#### [Written task]
Here are some entries; quote each one exactly.

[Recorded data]
::::::::::

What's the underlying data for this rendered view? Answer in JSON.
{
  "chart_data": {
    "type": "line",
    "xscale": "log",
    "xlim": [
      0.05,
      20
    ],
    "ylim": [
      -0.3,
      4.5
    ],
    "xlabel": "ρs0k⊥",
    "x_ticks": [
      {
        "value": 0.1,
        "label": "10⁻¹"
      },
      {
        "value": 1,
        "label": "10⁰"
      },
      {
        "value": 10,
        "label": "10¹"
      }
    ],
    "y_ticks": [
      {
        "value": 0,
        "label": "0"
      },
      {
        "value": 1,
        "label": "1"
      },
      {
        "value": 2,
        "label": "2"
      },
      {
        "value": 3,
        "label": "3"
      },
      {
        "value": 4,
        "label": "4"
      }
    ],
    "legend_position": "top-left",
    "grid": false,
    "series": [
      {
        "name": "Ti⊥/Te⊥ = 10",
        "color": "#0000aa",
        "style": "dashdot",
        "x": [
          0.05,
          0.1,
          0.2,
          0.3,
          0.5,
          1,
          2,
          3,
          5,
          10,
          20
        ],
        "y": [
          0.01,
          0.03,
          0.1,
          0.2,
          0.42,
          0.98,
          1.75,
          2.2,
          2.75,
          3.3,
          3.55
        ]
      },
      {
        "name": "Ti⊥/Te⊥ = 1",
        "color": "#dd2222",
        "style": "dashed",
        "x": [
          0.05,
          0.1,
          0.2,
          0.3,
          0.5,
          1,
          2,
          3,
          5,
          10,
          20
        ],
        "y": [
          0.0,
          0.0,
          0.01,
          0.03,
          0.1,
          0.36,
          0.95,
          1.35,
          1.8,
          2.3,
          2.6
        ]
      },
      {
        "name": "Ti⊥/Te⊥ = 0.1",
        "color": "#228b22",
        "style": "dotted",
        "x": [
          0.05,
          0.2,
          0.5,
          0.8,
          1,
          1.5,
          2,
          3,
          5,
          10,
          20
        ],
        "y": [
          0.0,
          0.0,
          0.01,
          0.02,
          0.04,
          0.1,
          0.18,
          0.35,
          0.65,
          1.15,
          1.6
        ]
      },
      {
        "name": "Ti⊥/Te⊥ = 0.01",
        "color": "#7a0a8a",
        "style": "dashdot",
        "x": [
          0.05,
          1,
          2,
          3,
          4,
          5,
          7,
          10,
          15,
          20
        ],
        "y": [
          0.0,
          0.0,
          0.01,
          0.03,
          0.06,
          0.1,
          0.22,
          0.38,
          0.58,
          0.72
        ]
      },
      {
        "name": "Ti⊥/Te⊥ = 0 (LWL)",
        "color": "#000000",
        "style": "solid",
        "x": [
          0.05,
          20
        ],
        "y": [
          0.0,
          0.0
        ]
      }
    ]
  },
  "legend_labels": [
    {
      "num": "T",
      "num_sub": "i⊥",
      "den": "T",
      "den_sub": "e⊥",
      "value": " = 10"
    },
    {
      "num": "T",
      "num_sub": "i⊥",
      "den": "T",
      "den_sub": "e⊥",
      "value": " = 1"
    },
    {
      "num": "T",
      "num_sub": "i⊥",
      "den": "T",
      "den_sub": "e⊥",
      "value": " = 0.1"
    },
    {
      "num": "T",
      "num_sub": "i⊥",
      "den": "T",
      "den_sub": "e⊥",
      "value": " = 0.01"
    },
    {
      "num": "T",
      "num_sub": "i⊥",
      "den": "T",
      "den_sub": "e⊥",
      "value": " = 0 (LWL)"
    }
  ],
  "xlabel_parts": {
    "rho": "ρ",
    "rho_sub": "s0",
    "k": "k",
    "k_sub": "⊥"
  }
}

::::::::::

#### [Complete response]
What's the underlying data for this rendered view? Answer in JSON.
{
  "chart_data": {
    "type": "line",
    "xscale": "log",
    "xlim": [
      0.05,
      20
    ],
    "ylim": [
      -0.3,
      4.5
    ],
    "xlabel": "ρs0k⊥",
    "x_ticks": [
      {
        "value": 0.1,
        "label": "10⁻¹"
      },
      {
        "value": 1,
        "label": "10⁰"
      },
      {
        "value": 10,
        "label": "10¹"
      }
    ],
    "y_ticks": [
      {
        "value": 0,
        "label": "0"
      },
      {
        "value": 1,
        "label": "1"
      },
      {
        "value": 2,
        "label": "2"
      },
      {
        "value": 3,
        "label": "3"
      },
      {
        "value": 4,
        "label": "4"
      }
    ],
    "legend_position": "top-left",
    "grid": false,
    "series": [
      {
        "name": "Ti⊥/Te⊥ = 10",
        "color": "#0000aa",
        "style": "dashdot",
        "x": [
          0.05,
          0.1,
          0.2,
          0.3,
          0.5,
          1,
          2,
          3,
          5,
          10,
          20
        ],
        "y": [
          0.01,
          0.03,
          0.1,
          0.2,
          0.42,
          0.98,
          1.75,
          2.2,
          2.75,
          3.3,
          3.55
        ]
      },
      {
        "name": "Ti⊥/Te⊥ = 1",
        "color": "#dd2222",
        "style": "dashed",
        "x": [
          0.05,
          0.1,
          0.2,
          0.3,
          0.5,
          1,
          2,
          3,
          5,
          10,
          20
        ],
        "y": [
          0.0,
          0.0,
          0.01,
          0.03,
          0.1,
          0.36,
          0.95,
          1.35,
          1.8,
          2.3,
          2.6
        ]
      },
      {
        "name": "Ti⊥/Te⊥ = 0.1",
        "color": "#228b22",
        "style": "dotted",
        "x": [
          0.05,
          0.2,
          0.5,
          0.8,
          1,
          1.5,
          2,
          3,
          5,
          10,
          20
        ],
        "y": [
          0.0,
          0.0,
          0.01,
          0.02,
          0.04,
          0.1,
          0.18,
          0.35,
          0.65,
          1.15,
          1.6
        ]
      },
      {
        "name": "Ti⊥/Te⊥ = 0.01",
        "color": "#7a0a8a",
        "style": "dashdot",
        "x": [
          0.05,
          1,
          2,
          3,
          4,
          5,
          7,
          10,
          15,
          20
        ],
        "y": [
          0.0,
          0.0,
          0.01,
          0.03,
          0.06,
          0.1,
          0.22,
          0.38,
          0.58,
          0.72
        ]
      },
      {
        "name": "Ti⊥/Te⊥ = 0 (LWL)",
        "color": "#000000",
        "style": "solid",
        "x": [
          0.05,
          20
        ],
        "y": [
          0.0,
          0.0
        ]
      }
    ]
  },
  "legend_labels": [
    {
      "num": "T",
      "num_sub": "i⊥",
      "den": "T",
      "den_sub": "e⊥",
      "value": " = 10"
    },
    {
      "num": "T",
      "num_sub": "i⊥",
      "den": "T",
      "den_sub": "e⊥",
      "value": " = 1"
    },
    {
      "num": "T",
      "num_sub": "i⊥",
      "den": "T",
      "den_sub": "e⊥",
      "value": " = 0.1"
    },
    {
      "num": "T",
      "num_sub": "i⊥",
      "den": "T",
      "den_sub": "e⊥",
      "value": " = 0.01"
    },
    {
      "num": "T",
      "num_sub": "i⊥",
      "den": "T",
      "den_sub": "e⊥",
      "value": " = 0 (LWL)"
    }
  ],
  "xlabel_parts": {
    "rho": "ρ",
    "rho_sub": "s0",
    "k": "k",
    "k_sub": "⊥"
  }
}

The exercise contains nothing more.